- [Estratto del testo]:
---

Ma il canone per la BBC verrà abolito?

La polemica è servita. E appassiona il Regno Unito. Anche perché, evidentemente, si inserisce in un contesto più ampio. Ci riferiamo alle manovre per salvare la leadership di Boris Johnson, prigioniero dei party clandestini a Downing Street. Per farla breve: il governo conservatore ha appena annunciato il congelamento, per due anni, del canone radiotelevisivo e online, la principale fonte di finanziamento della BBC. La cosiddetta licence fee, leggiamo, sarà ancorata alle attuali 159 sterline mentre l’emittente pubblica aveva chiesto un sensibile ritocco verso l’alto (180).
Il Partito Laburista, irritato, ha parlato di vendetta. Evocando perfino lo spettro di una dittatura. La BBC, agli occhi del governo, sarebbe insomma imparziale. E per questo non meritevole. La battaglia non finisce qui. All’orizzonte, nel 2027, c’è il temuto rinnovo della Royal Charter o, meglio, del contratto di servizio pubblico. L’idea che il canone, un domani, venga abolito del tutto non è affatto fantascienza. Bene, anzi male se consideriamo l’importanza della BBC per il Regno Unito e, allargando il campo, il mondo intero. Per capirne di più ci siamo rivolti a Matthew Hibberd, professore di Media Management, Media Economics and Media and Cultural Industries presso l’Università della Svizzera italiana.


Gli anni Venti sono finiti
La licence fee risale agli anni Venti. Un’epoca in cui, di fatto, possedere una radio e, in seconda battuta, un televisore significava ascoltare e guardare la BBC. Oggi, evidentemente, non è più così. Ma perché l’antipatia verso il canone è cresciuta soltanto adesso? «Il canone risale al 1927 quando la BBC, gestita da John Reith, aveva il monopolio dei servizi radiofonici» chiarisce il nostro interlocutore. «Il suo monopolio radiofonico finì effettivamente più di 50 anni fa mentre la TV commerciale, nel Regno Unito, iniziò le trasmissioni nel 1955. Allora perché solo ora questa insofferenza verso il canone che, tra l’altro, costa 159 sterline all’anno? L’ostilità dei politici, specialmente intorno alle discussioni sulla Brexit, non ha aiutato. Parallelamente, negli ultimi decenni la crescita della TV digitale multicanale e dei servizi di streaming basati sul web ha ridotto la sua fetta. La BBC, come tutte le emittenti di servizio pubblico, ha perso quote di pubblico con la crescita di centinaia di nuovi canali televisivi digitali e servizi di streaming».

---

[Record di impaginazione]
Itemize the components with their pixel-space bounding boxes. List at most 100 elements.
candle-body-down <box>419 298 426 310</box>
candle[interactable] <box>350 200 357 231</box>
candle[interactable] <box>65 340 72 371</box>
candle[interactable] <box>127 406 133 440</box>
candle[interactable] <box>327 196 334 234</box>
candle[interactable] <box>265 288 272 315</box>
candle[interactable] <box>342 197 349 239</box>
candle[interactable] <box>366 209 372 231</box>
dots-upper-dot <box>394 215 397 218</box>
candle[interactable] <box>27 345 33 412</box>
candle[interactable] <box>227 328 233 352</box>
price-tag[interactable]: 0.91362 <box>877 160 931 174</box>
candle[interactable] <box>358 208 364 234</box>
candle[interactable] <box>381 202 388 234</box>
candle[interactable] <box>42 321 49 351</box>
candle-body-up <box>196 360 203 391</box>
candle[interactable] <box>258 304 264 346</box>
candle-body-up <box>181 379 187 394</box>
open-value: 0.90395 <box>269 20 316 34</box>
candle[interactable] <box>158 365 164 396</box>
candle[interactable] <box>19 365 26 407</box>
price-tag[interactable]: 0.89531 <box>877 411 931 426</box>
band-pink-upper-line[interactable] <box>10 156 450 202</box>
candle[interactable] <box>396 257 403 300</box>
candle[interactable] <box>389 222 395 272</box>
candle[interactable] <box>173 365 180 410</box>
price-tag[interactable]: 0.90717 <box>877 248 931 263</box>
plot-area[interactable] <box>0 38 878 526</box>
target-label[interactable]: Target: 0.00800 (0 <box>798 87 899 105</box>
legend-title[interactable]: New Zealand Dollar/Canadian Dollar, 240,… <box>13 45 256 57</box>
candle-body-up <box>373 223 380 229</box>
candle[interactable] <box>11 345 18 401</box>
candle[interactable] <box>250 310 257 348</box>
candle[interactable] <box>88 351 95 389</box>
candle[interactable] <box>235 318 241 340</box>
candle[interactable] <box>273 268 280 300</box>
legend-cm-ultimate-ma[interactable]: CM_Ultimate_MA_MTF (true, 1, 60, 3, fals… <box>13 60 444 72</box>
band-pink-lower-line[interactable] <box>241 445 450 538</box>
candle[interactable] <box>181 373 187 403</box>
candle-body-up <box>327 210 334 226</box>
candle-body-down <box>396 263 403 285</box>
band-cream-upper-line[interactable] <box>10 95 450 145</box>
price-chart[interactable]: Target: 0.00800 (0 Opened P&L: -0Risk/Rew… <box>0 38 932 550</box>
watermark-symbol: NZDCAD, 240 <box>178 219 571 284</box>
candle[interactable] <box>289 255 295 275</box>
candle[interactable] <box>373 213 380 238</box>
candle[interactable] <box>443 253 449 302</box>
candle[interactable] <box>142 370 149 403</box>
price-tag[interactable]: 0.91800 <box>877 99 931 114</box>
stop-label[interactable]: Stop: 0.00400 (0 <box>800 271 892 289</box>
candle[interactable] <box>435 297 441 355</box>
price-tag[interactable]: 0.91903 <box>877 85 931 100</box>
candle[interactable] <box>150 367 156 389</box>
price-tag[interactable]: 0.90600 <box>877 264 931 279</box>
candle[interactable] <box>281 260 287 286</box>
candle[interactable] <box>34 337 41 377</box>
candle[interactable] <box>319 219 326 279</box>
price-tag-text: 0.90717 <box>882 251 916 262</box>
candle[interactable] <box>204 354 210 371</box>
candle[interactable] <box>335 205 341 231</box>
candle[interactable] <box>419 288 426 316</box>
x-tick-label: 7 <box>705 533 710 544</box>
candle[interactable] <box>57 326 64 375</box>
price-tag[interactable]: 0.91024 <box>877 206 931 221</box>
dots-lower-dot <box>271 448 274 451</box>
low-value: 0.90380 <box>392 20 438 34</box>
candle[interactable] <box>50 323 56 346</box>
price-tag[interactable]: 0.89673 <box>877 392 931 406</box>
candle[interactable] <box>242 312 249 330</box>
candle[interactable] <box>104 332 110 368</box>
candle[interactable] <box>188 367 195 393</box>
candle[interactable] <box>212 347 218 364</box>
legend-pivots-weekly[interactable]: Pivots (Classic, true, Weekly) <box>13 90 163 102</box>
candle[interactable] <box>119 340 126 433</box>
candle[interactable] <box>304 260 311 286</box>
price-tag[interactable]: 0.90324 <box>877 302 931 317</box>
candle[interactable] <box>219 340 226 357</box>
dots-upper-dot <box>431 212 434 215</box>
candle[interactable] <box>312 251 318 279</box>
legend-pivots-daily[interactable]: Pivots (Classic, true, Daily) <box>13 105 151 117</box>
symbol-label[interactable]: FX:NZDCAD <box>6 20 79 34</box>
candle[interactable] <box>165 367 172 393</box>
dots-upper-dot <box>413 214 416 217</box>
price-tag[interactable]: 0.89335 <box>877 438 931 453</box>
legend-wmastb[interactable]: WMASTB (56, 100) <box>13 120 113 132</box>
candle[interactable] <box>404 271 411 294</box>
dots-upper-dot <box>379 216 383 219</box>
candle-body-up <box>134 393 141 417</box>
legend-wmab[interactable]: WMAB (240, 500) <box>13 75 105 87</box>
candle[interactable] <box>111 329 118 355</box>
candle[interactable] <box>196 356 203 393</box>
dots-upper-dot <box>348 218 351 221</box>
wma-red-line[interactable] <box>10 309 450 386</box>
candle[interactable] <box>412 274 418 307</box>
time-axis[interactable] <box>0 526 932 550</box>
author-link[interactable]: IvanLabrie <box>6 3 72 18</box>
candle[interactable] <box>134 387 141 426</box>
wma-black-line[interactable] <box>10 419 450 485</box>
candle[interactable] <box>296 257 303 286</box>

---

- [Compito scritto]: Riprendi l'articolo sul canone della BBC e proseguilo dopo l'ultima frase riportata. Il materiale costituisce una fonte a sé, distinta dal testo.

- [Risposta]:
Al netto delle battaglie politiche, sul tavolo vi sarebbe anche una possibile soluzione. Al posto del canone, la BBC potrebbe (dovrebbe) puntare su abbonamenti e sottoscrizioni. Come Netflix e Amazon. Ma sarebbe davvero una scelta sostenibile per un monolito come la BBC? Quantomeno, è giusto che i dirigenti vi facciano un pensiero considerando l’orizzonte del 2027? Ancora Hibberd: «Il Comitato Peacock, chiamato a esaminare il futuro della BBC, suggerì un modello basato sugli abbonamenti già negli anni Ottanta. L’allora primo ministro Margaret Thatcher, nonostante non amasse l’intervento statale, rifiutò questa idea. Facendo il gioco della TV satellitare e in particolare di Sky, proprietà di News Corporation, che sviluppò il suo business trasmettendo la Premier League di calcio negli anni Novanta. I servizi in abbonamento di successo, giova ricordarlo, tendono a dare la priorità a generi di programmazione molto limitati. Pensiamo a Netflix». Se la BBC ha resistito alla tentazione dell’abbonamento, per contro, è perché ha una missione più nobile e alta: «L’emittente è incaricata di fornire servizi universali di radio e televisione dal Parlamento britannico. Il mandato della BBC copre tutti i generi di programmazione, dallo sport alle notizie passando per i documentari e la musica. E copre i diversi metodi di distribuzione, fra cui il BBC iPlayer e BBC Sounds, servizi esclusivamente online. Il concetto reithiano di un servizio pubblico universale, che la BBC pratica ancora, non si adatta facilmente ai modelli basati sulle sottoscrizioni». E qui, sottolinea il professore, entra in gioco un concetto importante: «L’universalità dei programmi e del pubblico verrebbe decimata poiché si punterebbe su servizi in abbonamento molto mirati. Cosa accadrebbe alla BBC se smettesse di trasmettere le sue notizie a tutto il pubblico? Le emittenti commerciali potrebbero davvero coprire con profondità, ampiezza e qualità le notizie coperte oggi dalla BBC, raggiungendo allo stesso tempo un’audience ampia? E riuscirebbero a mantenere imparzialità ed equilibrio? Personalmente, non credo».


Dov’è la generazione Z?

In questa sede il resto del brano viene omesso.